┌────────
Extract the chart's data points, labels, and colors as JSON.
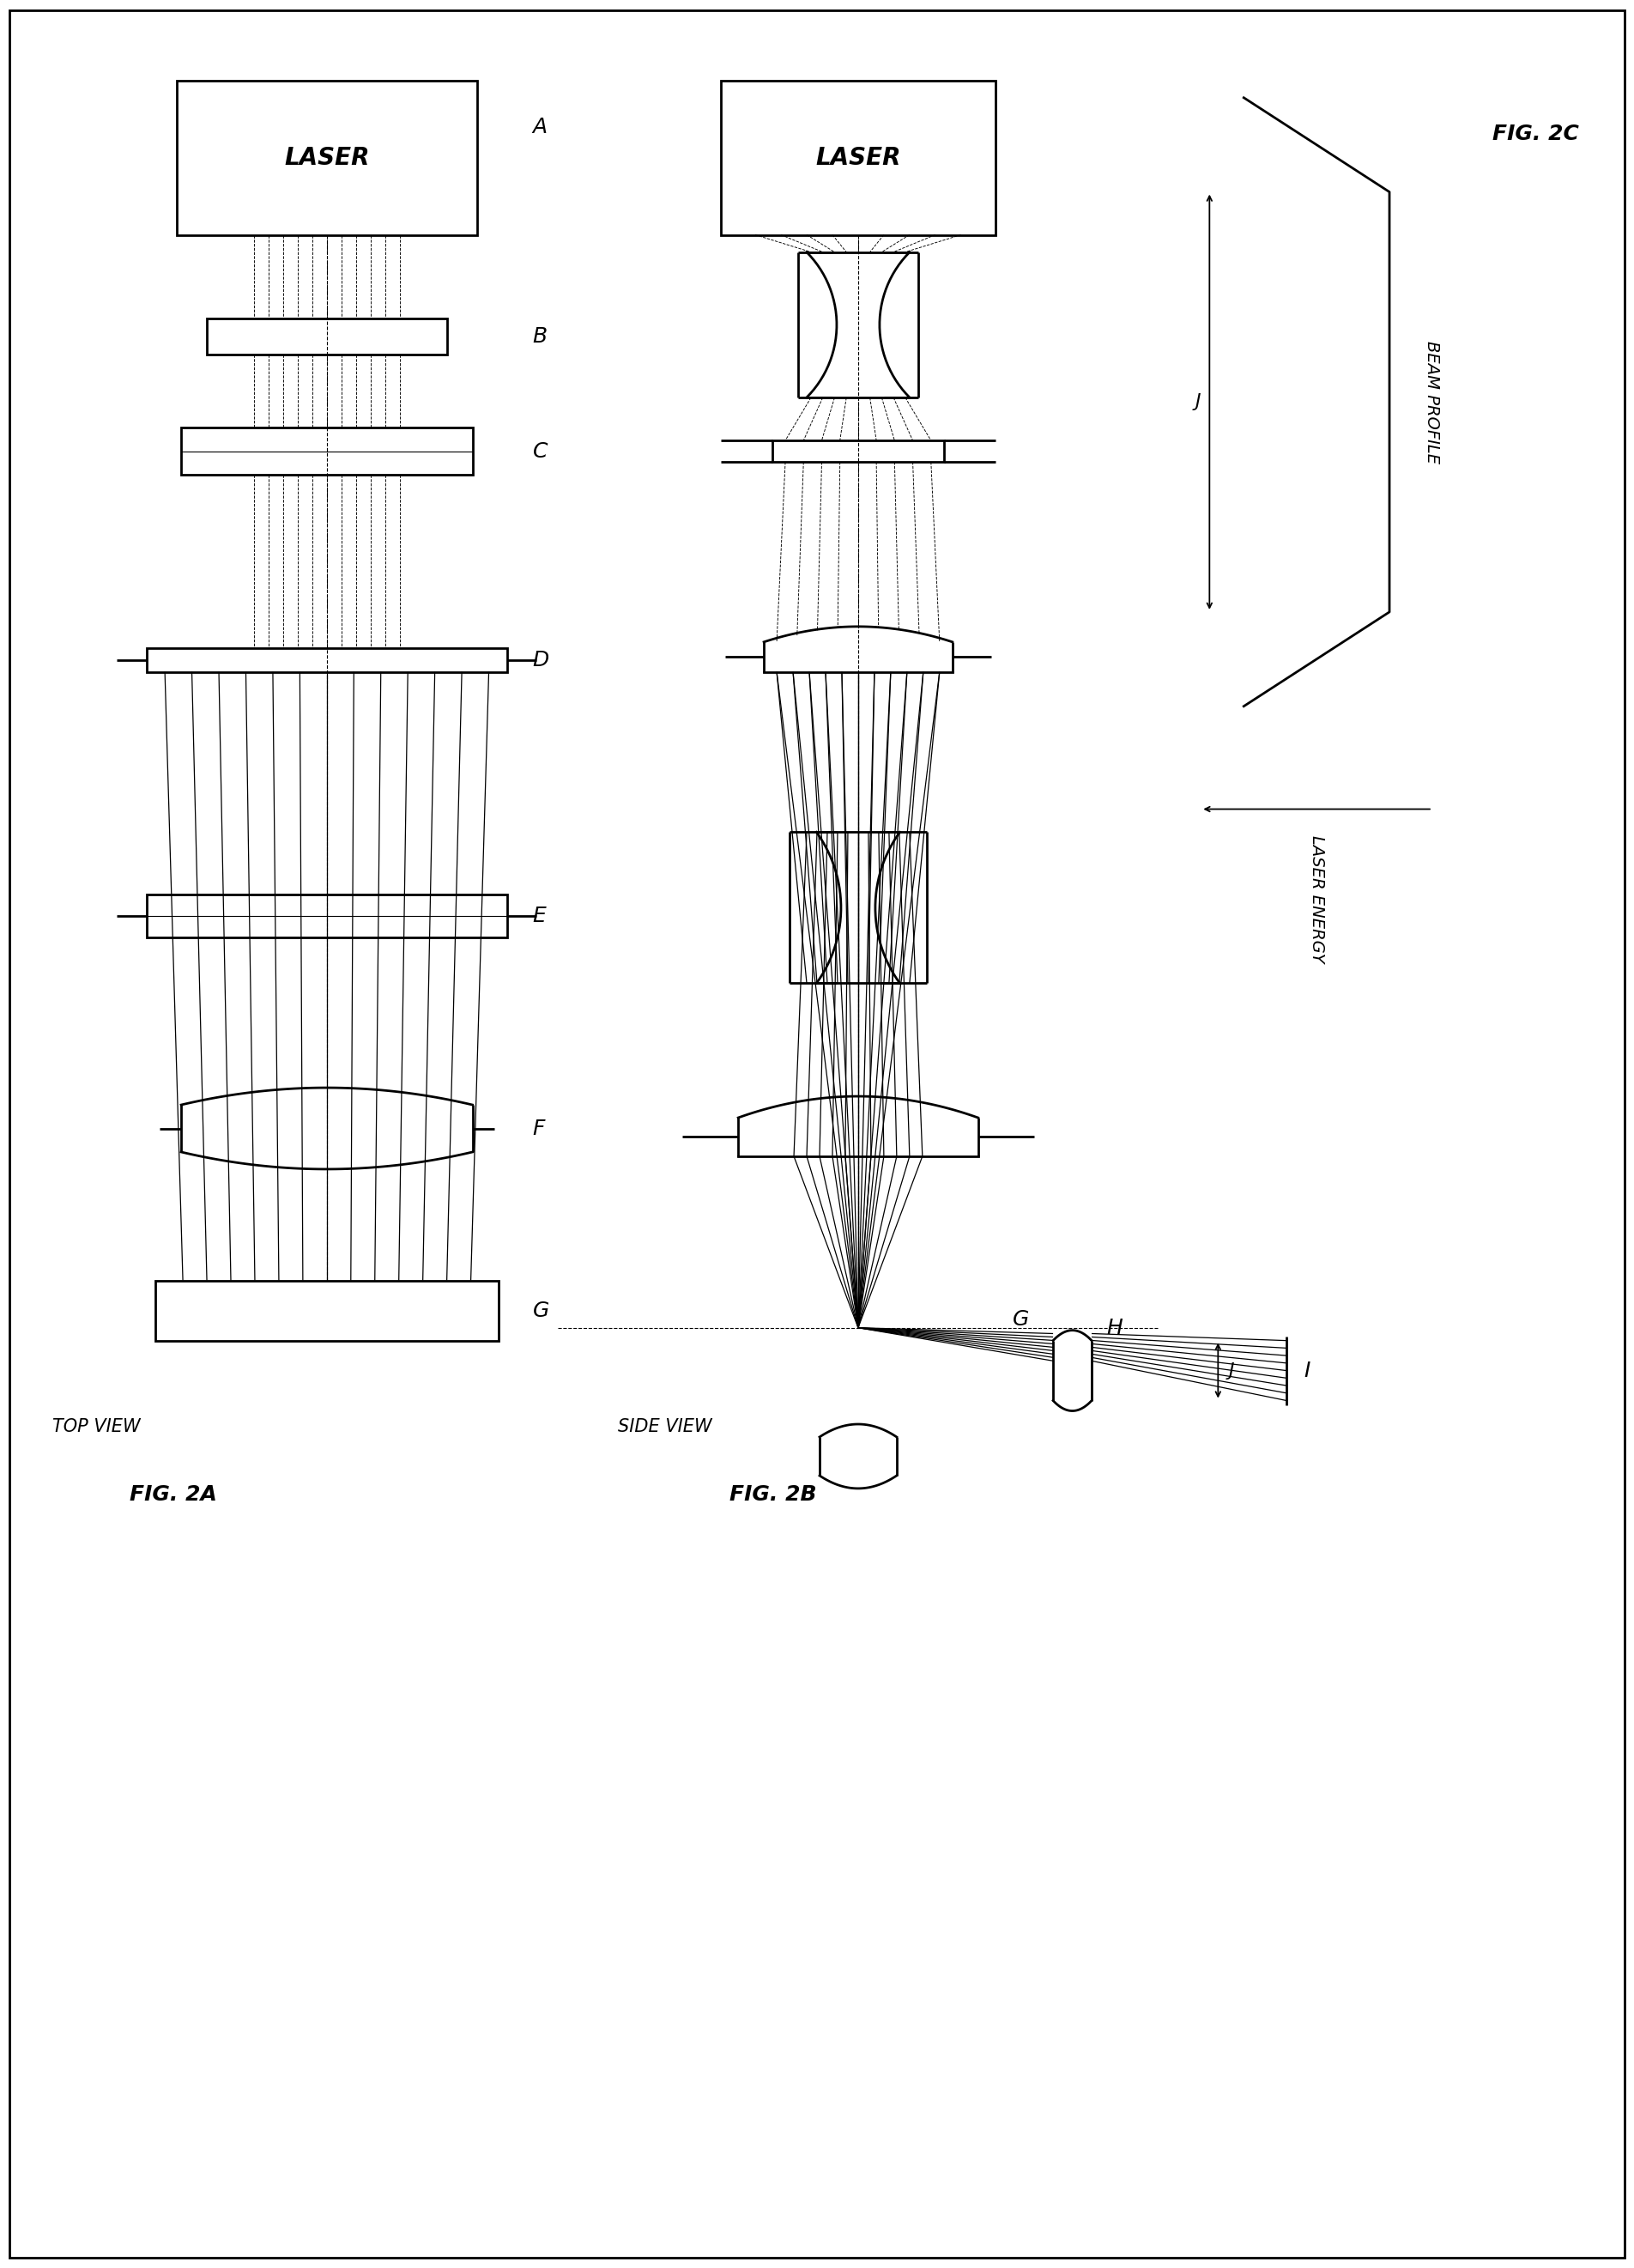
{
  "bg_color": "#ffffff",
  "line_color": "#000000",
  "fig_width": 19.04,
  "fig_height": 26.42,
  "fig2a_label": "FIG. 2A",
  "fig2b_label": "FIG. 2B",
  "fig2c_label": "FIG. 2C",
  "top_view_label": "TOP VIEW",
  "side_view_label": "SIDE VIEW",
  "laser_label": "LASER",
  "beam_profile_label": "BEAM PROFILE",
  "laser_energy_label": "LASER ENERGY",
  "label_A": "A",
  "label_B": "B",
  "label_C": "C",
  "label_D": "D",
  "label_E": "E",
  "label_F": "F",
  "label_G": "G",
  "label_H": "H",
  "label_I": "I",
  "label_J": "J"
}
└────────
STATED GOAL
Locate all lines that include the word "VIEW" and copy them out.

SOLUTION TO THE EXERCISE
  "top_view_label": "TOP VIEW",
  "side_view_label": "SIDE VIEW",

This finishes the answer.